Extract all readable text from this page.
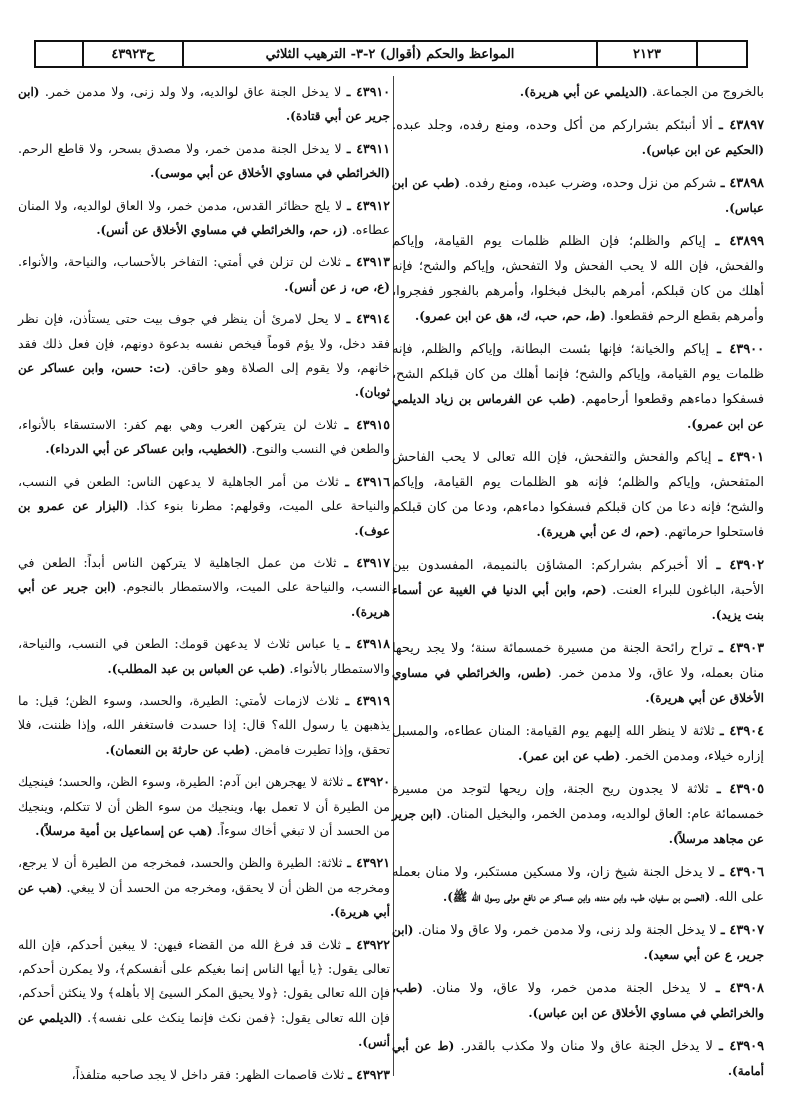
ح٤٣٩٢٣	المواعظ والحكم (أقوال) ٢-٣- الترهيب الثلاثي	٢١٢٣

بالخروج من الجماعة. (الديلمي عن أبي هريرة).

٤٣٨٩٧ ـ ألا أنبئكم بشراركم من أكل وحده، ومنع رفده، وجلد عبده. (الحكيم عن ابن عباس).

٤٣٨٩٨ ـ شركم من نزل وحده، وضرب عبده، ومنع رفده. (طب عن ابن عباس).

٤٣٨٩٩ ـ إياكم والظلم؛ فإن الظلم ظلمات يوم القيامة، وإياكم والفحش، فإن الله لا يحب الفحش ولا التفحش، وإياكم والشح؛ فإنه أهلك من كان قبلكم، أمرهم بالبخل فبخلوا، وأمرهم بالفجور ففجروا، وأمرهم بقطع الرحم فقطعوا. (ط، حم، حب، ك، هق عن ابن عمرو).

٤٣٩٠٠ ـ إياكم والخيانة؛ فإنها بئست البطانة، وإياكم والظلم، فإنه ظلمات يوم القيامة، وإياكم والشح؛ فإنما أهلك من كان قبلكم الشح، فسفكوا دماءهم وقطعوا أرحامهم. (طب عن الفرماس بن زياد الديلمي عن ابن عمرو).

٤٣٩٠١ ـ إياكم والفحش والتفحش، فإن الله تعالى لا يحب الفاحش المتفحش، وإياكم والظلم؛ فإنه هو الظلمات يوم القيامة، وإياكم والشح؛ فإنه دعا من كان قبلكم فسفكوا دماءهم، ودعا من كان قبلكم فاستحلوا حرماتهم. (حم، ك عن أبي هريرة).

٤٣٩٠٢ ـ ألا أخبركم بشراركم: المشاؤن بالنميمة، المفسدون بين الأحبة، الباغون للبراء العنت. (حم، وابن أبي الدنيا في الغيبة عن أسماء بنت يزيد).

٤٣٩٠٣ ـ تراح رائحة الجنة من مسيرة خمسمائة سنة؛ ولا يجد ريحها منان بعمله، ولا عاق، ولا مدمن خمر. (طس، والخرائطي في مساوي الأخلاق عن أبي هريرة).

٤٣٩٠٤ ـ ثلاثة لا ينظر الله إليهم يوم القيامة: المنان عطاءه، والمسبل إزاره خيلاء، ومدمن الخمر. (طب عن ابن عمر).

٤٣٩٠٥ ـ ثلاثة لا يجدون ريح الجنة، وإن ريحها لتوجد من مسيرة خمسمائة عام: العاق لوالديه، ومدمن الخمر، والبخيل المنان. (ابن جرير عن مجاهد مرسلاً).

٤٣٩٠٦ ـ لا يدخل الجنة شيخ زان، ولا مسكين مستكبر، ولا منان بعمله على الله. (الحسن بن سفيان، طب، وابن منده، وابن عساكر عن نافع مولى رسول الله ﷺ).

٤٣٩٠٧ ـ لا يدخل الجنة ولد زنى، ولا مدمن خمر، ولا عاق ولا منان. (ابن جرير، ع عن أبي سعيد).

٤٣٩٠٨ ـ لا يدخل الجنة مدمن خمر، ولا عاق، ولا منان. (طب، والخرائطي في مساوي الأخلاق عن ابن عباس).

٤٣٩٠٩ ـ لا يدخل الجنة عاق ولا منان ولا مكذب بالقدر. (ط عن أبي أمامة).

٤٣٩١٠ ـ لا يدخل الجنة عاق لوالديه، ولا ولد زنى، ولا مدمن خمر. (ابن جرير عن أبي قتادة).

٤٣٩١١ ـ لا يدخل الجنة مدمن خمر، ولا مصدق بسحر، ولا قاطع الرحم. (الخرائطي في مساوي الأخلاق عن أبي موسى).

٤٣٩١٢ ـ لا يلج حظائر القدس، مدمن خمر، ولا العاق لوالديه، ولا المنان عطاءه. (ز، حم، والخرائطي في مساوي الأخلاق عن أنس).

٤٣٩١٣ ـ ثلاث لن تزلن في أمتي: التفاخر بالأحساب، والنياحة، والأنواء. (ع، ص، ز عن أنس).

٤٣٩١٤ ـ لا يحل لامرئ أن ينظر في جوف بيت حتى يستأذن، فإن نظر فقد دخل، ولا يؤم قوماً فيخص نفسه بدعوة دونهم، فإن فعل ذلك فقد خانهم، ولا يقوم إلى الصلاة وهو حاقن. (ت: حسن، وابن عساكر عن ثوبان).

٤٣٩١٥ ـ ثلاث لن يتركهن العرب وهي بهم كفر: الاستسقاء بالأنواء، والطعن في النسب والنوح. (الخطيب، وابن عساكر عن أبي الدرداء).

٤٣٩١٦ ـ ثلاث من أمر الجاهلية لا يدعهن الناس: الطعن في النسب، والنياحة على الميت، وقولهم: مطرنا بنوء كذا. (البزار عن عمرو بن عوف).

٤٣٩١٧ ـ ثلاث من عمل الجاهلية لا يتركهن الناس أبداً: الطعن في النسب، والنياحة على الميت، والاستمطار بالنجوم. (ابن جرير عن أبي هريرة).

٤٣٩١٨ ـ يا عباس ثلاث لا يدعهن قومك: الطعن في النسب، والنياحة، والاستمطار بالأنواء. (طب عن العباس بن عبد المطلب).

٤٣٩١٩ ـ ثلاث لازمات لأمتي: الطيرة، والحسد، وسوء الظن؛ قيل: ما يذهبهن يا رسول الله؟ قال: إذا حسدت فاستغفر الله، وإذا ظننت، فلا تحقق، وإذا تطيرت فامض. (طب عن حارثة بن النعمان).

٤٣٩٢٠ ـ ثلاثة لا يهجرهن ابن آدم: الطيرة، وسوء الظن، والحسد؛ فينجيك من الطيرة أن لا تعمل بها، وينجيك من سوء الظن أن لا تتكلم، وينجيك من الحسد أن لا تبغي أخاك سوءاً. (هب عن إسماعيل بن أمية مرسلاً).

٤٣٩٢١ ـ ثلاثة: الطيرة والظن والحسد، فمخرجه من الطيرة أن لا يرجع، ومخرجه من الظن أن لا يحقق، ومخرجه من الحسد أن لا يبغي. (هب عن أبي هريرة).

٤٣٩٢٢ ـ ثلاث قد فرغ الله من القضاء فيهن: لا يبغين أحدكم، فإن الله تعالى يقول: ﴿يا أيها الناس إنما بغيكم على أنفسكم﴾، ولا يمكرن أحدكم، فإن الله تعالى يقول: ﴿ولا يحيق المكر السيئ إلا بأهله﴾ ولا ينكثن أحدكم، فإن الله تعالى يقول: ﴿فمن نكث فإنما ينكث على نفسه﴾. (الديلمي عن أنس).

٤٣٩٢٣ ـ ثلاث قاصمات الظهر: فقر داخل لا يجد صاحبه متلفذاً،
==*==
Request
With the pictures left out, transcribe the material exactly.

Solution for this task
Extract all readable text from this page.
ح٤٣٩٢٣	المواعظ والحكم (أقوال) ٢-٣- الترهيب الثلاثي	٢١٢٣

بالخروج من الجماعة. (الديلمي عن أبي هريرة).

٤٣٨٩٧ ـ ألا أنبئكم بشراركم من أكل وحده، ومنع رفده، وجلد عبده. (الحكيم عن ابن عباس).

٤٣٨٩٨ ـ شركم من نزل وحده، وضرب عبده، ومنع رفده. (طب عن ابن عباس).

٤٣٨٩٩ ـ إياكم والظلم؛ فإن الظلم ظلمات يوم القيامة، وإياكم والفحش، فإن الله لا يحب الفحش ولا التفحش، وإياكم والشح؛ فإنه أهلك من كان قبلكم، أمرهم بالبخل فبخلوا، وأمرهم بالفجور ففجروا، وأمرهم بقطع الرحم فقطعوا. (ط، حم، حب، ك، هق عن ابن عمرو).

٤٣٩٠٠ ـ إياكم والخيانة؛ فإنها بئست البطانة، وإياكم والظلم، فإنه ظلمات يوم القيامة، وإياكم والشح؛ فإنما أهلك من كان قبلكم الشح، فسفكوا دماءهم وقطعوا أرحامهم. (طب عن الفرماس بن زياد الديلمي عن ابن عمرو).

٤٣٩٠١ ـ إياكم والفحش والتفحش، فإن الله تعالى لا يحب الفاحش المتفحش، وإياكم والظلم؛ فإنه هو الظلمات يوم القيامة، وإياكم والشح؛ فإنه دعا من كان قبلكم فسفكوا دماءهم، ودعا من كان قبلكم فاستحلوا حرماتهم. (حم، ك عن أبي هريرة).

٤٣٩٠٢ ـ ألا أخبركم بشراركم: المشاؤن بالنميمة، المفسدون بين الأحبة، الباغون للبراء العنت. (حم، وابن أبي الدنيا في الغيبة عن أسماء بنت يزيد).

٤٣٩٠٣ ـ تراح رائحة الجنة من مسيرة خمسمائة سنة؛ ولا يجد ريحها منان بعمله، ولا عاق، ولا مدمن خمر. (طس، والخرائطي في مساوي الأخلاق عن أبي هريرة).

٤٣٩٠٤ ـ ثلاثة لا ينظر الله إليهم يوم القيامة: المنان عطاءه، والمسبل إزاره خيلاء، ومدمن الخمر. (طب عن ابن عمر).

٤٣٩٠٥ ـ ثلاثة لا يجدون ريح الجنة، وإن ريحها لتوجد من مسيرة خمسمائة عام: العاق لوالديه، ومدمن الخمر، والبخيل المنان. (ابن جرير عن مجاهد مرسلاً).

٤٣٩٠٦ ـ لا يدخل الجنة شيخ زان، ولا مسكين مستكبر، ولا منان بعمله على الله. (الحسن بن سفيان، طب، وابن منده، وابن عساكر عن نافع مولى رسول الله ﷺ).

٤٣٩٠٧ ـ لا يدخل الجنة ولد زنى، ولا مدمن خمر، ولا عاق ولا منان. (ابن جرير، ع عن أبي سعيد).

٤٣٩٠٨ ـ لا يدخل الجنة مدمن خمر، ولا عاق، ولا منان. (طب، والخرائطي في مساوي الأخلاق عن ابن عباس).

٤٣٩٠٩ ـ لا يدخل الجنة عاق ولا منان ولا مكذب بالقدر. (ط عن أبي أمامة).

٤٣٩١٠ ـ لا يدخل الجنة عاق لوالديه، ولا ولد زنى، ولا مدمن خمر. (ابن جرير عن أبي قتادة).

٤٣٩١١ ـ لا يدخل الجنة مدمن خمر، ولا مصدق بسحر، ولا قاطع الرحم. (الخرائطي في مساوي الأخلاق عن أبي موسى).

٤٣٩١٢ ـ لا يلج حظائر القدس، مدمن خمر، ولا العاق لوالديه، ولا المنان عطاءه. (ز، حم، والخرائطي في مساوي الأخلاق عن أنس).

٤٣٩١٣ ـ ثلاث لن تزلن في أمتي: التفاخر بالأحساب، والنياحة، والأنواء. (ع، ص، ز عن أنس).

٤٣٩١٤ ـ لا يحل لامرئ أن ينظر في جوف بيت حتى يستأذن، فإن نظر فقد دخل، ولا يؤم قوماً فيخص نفسه بدعوة دونهم، فإن فعل ذلك فقد خانهم، ولا يقوم إلى الصلاة وهو حاقن. (ت: حسن، وابن عساكر عن ثوبان).

٤٣٩١٥ ـ ثلاث لن يتركهن العرب وهي بهم كفر: الاستسقاء بالأنواء، والطعن في النسب والنوح. (الخطيب، وابن عساكر عن أبي الدرداء).

٤٣٩١٦ ـ ثلاث من أمر الجاهلية لا يدعهن الناس: الطعن في النسب، والنياحة على الميت، وقولهم: مطرنا بنوء كذا. (البزار عن عمرو بن عوف).

٤٣٩١٧ ـ ثلاث من عمل الجاهلية لا يتركهن الناس أبداً: الطعن في النسب، والنياحة على الميت، والاستمطار بالنجوم. (ابن جرير عن أبي هريرة).

٤٣٩١٨ ـ يا عباس ثلاث لا يدعهن قومك: الطعن في النسب، والنياحة، والاستمطار بالأنواء. (طب عن العباس بن عبد المطلب).

٤٣٩١٩ ـ ثلاث لازمات لأمتي: الطيرة، والحسد، وسوء الظن؛ قيل: ما يذهبهن يا رسول الله؟ قال: إذا حسدت فاستغفر الله، وإذا ظننت، فلا تحقق، وإذا تطيرت فامض. (طب عن حارثة بن النعمان).

٤٣٩٢٠ ـ ثلاثة لا يهجرهن ابن آدم: الطيرة، وسوء الظن، والحسد؛ فينجيك من الطيرة أن لا تعمل بها، وينجيك من سوء الظن أن لا تتكلم، وينجيك من الحسد أن لا تبغي أخاك سوءاً. (هب عن إسماعيل بن أمية مرسلاً).

٤٣٩٢١ ـ ثلاثة: الطيرة والظن والحسد، فمخرجه من الطيرة أن لا يرجع، ومخرجه من الظن أن لا يحقق، ومخرجه من الحسد أن لا يبغي. (هب عن أبي هريرة).

٤٣٩٢٢ ـ ثلاث قد فرغ الله من القضاء فيهن: لا يبغين أحدكم، فإن الله تعالى يقول: ﴿يا أيها الناس إنما بغيكم على أنفسكم﴾، ولا يمكرن أحدكم، فإن الله تعالى يقول: ﴿ولا يحيق المكر السيئ إلا بأهله﴾ ولا ينكثن أحدكم، فإن الله تعالى يقول: ﴿فمن نكث فإنما ينكث على نفسه﴾. (الديلمي عن أنس).

٤٣٩٢٣ ـ ثلاث قاصمات الظهر: فقر داخل لا يجد صاحبه متلفذاً،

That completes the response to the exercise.